[Dataset excerpt]
------------------------------------------------------------
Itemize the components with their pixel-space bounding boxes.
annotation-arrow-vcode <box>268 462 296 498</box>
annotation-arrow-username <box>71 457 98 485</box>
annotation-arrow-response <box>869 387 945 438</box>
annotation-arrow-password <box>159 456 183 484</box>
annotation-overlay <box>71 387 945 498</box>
------------------------------------------------------------
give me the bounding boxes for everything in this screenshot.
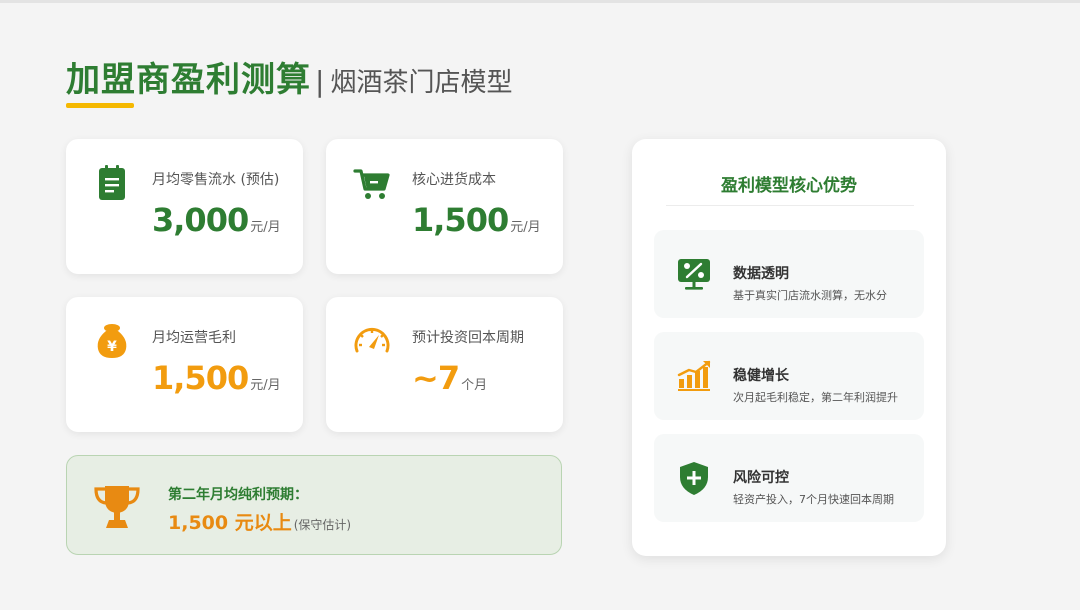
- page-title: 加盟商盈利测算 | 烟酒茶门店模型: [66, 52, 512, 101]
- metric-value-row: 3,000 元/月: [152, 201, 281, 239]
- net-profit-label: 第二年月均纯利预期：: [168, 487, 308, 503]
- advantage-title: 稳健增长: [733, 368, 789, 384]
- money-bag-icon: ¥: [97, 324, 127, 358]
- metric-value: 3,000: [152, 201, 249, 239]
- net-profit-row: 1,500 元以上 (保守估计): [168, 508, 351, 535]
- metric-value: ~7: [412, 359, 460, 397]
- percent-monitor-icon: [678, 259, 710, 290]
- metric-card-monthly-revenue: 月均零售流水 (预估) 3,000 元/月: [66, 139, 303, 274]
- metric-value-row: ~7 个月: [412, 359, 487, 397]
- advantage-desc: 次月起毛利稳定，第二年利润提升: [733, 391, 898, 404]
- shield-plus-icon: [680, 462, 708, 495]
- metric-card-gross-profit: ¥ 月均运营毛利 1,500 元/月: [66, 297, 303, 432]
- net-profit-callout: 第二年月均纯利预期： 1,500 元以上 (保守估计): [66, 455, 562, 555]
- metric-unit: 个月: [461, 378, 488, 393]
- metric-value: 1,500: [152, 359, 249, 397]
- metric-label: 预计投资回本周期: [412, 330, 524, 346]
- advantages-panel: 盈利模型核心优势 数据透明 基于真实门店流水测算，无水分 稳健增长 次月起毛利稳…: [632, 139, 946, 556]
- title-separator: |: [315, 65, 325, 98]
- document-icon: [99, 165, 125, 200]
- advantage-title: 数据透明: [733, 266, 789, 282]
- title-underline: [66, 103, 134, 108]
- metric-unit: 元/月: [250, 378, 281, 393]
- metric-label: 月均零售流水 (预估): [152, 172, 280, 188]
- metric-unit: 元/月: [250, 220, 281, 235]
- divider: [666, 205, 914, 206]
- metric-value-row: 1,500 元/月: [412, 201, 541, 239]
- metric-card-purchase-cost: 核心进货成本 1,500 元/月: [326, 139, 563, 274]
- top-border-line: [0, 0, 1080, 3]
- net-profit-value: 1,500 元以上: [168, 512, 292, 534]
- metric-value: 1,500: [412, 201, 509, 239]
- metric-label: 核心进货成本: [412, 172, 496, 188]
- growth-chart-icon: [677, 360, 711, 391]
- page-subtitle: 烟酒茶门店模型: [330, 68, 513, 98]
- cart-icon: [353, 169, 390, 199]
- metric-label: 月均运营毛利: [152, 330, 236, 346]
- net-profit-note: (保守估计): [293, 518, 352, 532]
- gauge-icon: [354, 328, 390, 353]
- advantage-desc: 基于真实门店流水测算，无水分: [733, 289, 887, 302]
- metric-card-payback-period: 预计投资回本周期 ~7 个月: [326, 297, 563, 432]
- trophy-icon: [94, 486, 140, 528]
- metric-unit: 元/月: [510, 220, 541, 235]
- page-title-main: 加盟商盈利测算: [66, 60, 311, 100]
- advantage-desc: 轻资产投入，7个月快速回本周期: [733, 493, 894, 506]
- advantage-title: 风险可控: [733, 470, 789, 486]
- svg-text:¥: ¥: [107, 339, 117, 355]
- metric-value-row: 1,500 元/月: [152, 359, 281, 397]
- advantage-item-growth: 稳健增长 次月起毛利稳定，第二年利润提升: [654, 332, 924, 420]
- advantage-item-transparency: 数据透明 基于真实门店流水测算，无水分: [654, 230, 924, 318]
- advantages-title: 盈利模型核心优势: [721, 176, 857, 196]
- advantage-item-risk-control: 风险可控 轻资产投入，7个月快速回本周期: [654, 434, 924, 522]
------------------------------------------------------------
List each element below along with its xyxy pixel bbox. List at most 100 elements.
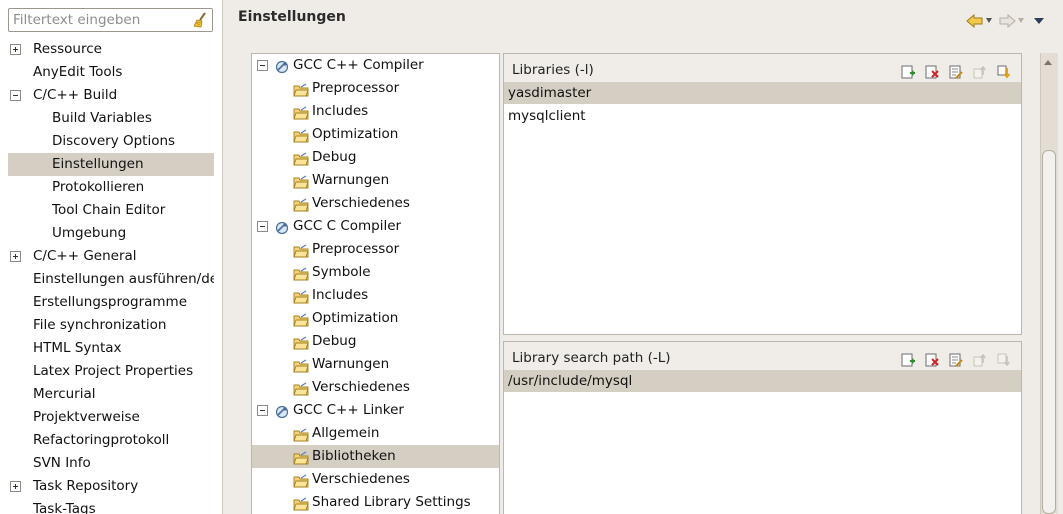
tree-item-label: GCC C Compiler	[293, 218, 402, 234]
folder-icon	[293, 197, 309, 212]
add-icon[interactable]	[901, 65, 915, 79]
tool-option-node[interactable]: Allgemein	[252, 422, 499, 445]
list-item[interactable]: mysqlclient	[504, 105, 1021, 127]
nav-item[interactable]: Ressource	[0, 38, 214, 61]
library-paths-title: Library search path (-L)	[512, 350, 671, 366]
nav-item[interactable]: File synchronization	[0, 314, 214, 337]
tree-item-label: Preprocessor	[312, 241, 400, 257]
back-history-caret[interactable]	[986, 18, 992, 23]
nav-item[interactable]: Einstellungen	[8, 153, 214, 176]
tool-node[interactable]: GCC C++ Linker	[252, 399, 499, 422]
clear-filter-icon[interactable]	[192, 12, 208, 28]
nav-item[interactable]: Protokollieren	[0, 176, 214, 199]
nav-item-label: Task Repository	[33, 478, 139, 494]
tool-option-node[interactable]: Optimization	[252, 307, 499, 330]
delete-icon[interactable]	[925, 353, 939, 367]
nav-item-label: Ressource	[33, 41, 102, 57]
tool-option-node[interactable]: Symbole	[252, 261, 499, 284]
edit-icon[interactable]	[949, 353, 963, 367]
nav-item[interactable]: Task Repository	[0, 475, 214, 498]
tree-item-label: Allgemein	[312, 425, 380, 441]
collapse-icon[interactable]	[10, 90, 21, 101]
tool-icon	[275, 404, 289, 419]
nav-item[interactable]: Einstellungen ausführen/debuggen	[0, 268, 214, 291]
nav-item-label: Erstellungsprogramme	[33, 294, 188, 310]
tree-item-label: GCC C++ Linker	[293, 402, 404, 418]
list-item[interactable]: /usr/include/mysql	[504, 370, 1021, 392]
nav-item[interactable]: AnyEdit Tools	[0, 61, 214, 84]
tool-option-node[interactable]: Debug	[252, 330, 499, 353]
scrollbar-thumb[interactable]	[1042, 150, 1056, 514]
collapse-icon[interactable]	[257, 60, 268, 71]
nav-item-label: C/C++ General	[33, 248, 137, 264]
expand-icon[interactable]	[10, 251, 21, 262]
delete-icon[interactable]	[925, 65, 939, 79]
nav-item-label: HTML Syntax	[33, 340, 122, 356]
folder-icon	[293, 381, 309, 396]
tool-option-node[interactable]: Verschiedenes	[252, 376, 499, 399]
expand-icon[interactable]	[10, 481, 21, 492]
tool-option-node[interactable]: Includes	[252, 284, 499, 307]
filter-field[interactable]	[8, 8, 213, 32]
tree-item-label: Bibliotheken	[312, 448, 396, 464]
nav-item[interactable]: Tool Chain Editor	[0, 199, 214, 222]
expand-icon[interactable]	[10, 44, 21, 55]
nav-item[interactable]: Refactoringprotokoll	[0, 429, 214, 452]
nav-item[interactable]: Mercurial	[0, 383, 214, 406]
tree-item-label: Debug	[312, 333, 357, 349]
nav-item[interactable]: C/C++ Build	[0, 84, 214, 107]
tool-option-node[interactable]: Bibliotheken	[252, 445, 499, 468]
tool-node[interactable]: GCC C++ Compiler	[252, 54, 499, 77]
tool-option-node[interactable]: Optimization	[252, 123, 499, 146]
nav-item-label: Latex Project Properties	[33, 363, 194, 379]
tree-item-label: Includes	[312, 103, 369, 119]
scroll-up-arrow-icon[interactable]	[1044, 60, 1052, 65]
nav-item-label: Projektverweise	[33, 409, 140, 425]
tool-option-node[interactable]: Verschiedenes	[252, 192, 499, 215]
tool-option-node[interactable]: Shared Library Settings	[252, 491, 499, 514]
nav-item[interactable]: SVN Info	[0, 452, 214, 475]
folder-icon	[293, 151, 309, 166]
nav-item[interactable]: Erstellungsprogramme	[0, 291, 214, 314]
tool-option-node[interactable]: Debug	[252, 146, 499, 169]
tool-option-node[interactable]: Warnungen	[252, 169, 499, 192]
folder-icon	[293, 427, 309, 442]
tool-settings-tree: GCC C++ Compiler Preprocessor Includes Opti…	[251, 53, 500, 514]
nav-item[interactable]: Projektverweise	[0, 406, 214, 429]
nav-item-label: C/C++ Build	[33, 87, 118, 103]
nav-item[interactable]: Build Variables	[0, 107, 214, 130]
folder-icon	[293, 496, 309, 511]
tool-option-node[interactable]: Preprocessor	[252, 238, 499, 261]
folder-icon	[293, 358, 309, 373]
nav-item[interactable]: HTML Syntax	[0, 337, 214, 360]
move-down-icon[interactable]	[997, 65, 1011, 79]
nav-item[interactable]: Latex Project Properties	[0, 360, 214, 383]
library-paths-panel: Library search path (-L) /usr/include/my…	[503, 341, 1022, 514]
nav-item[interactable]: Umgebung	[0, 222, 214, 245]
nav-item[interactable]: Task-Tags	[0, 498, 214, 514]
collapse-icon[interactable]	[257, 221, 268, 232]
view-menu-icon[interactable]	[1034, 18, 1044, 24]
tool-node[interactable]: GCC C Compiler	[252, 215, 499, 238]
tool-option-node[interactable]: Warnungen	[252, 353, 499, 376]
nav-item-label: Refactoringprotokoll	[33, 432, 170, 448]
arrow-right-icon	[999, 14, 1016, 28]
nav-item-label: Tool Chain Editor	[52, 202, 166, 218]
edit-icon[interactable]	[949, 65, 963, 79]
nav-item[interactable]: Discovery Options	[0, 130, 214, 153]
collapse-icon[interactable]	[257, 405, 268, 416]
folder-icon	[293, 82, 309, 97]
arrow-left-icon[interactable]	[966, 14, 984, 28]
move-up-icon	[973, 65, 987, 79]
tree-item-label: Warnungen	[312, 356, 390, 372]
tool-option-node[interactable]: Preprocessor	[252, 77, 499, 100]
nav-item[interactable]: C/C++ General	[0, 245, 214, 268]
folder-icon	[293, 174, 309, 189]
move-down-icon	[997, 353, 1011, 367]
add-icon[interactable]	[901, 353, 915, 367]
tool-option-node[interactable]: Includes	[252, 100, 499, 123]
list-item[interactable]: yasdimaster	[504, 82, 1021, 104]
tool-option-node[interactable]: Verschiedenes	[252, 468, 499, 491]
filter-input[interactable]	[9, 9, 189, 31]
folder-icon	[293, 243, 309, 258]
------------------------------------------------------------
_TO BE DONE_: Recast the stretch of lines from the one containing "Itemize the components" through the one containing "annotation-overlay <box>71 387 945 498</box>" as a Markdown table with the columns Row and Line, leaving out any blank lines. Include only those lines.

_EXERCISE SOLUTION_:
| Row | Line |
|---|---|
| 1 | Itemize the components with their pixel-space bounding boxes. |
| 2 | annotation-arrow-vcode <box>268 462 296 498</box> |
| 3 | annotation-arrow-username <box>71 457 98 485</box> |
| 4 | annotation-arrow-response <box>869 387 945 438</box> |
| 5 | annotation-arrow-password <box>159 456 183 484</box> |
| 6 | annotation-overlay <box>71 387 945 498</box> |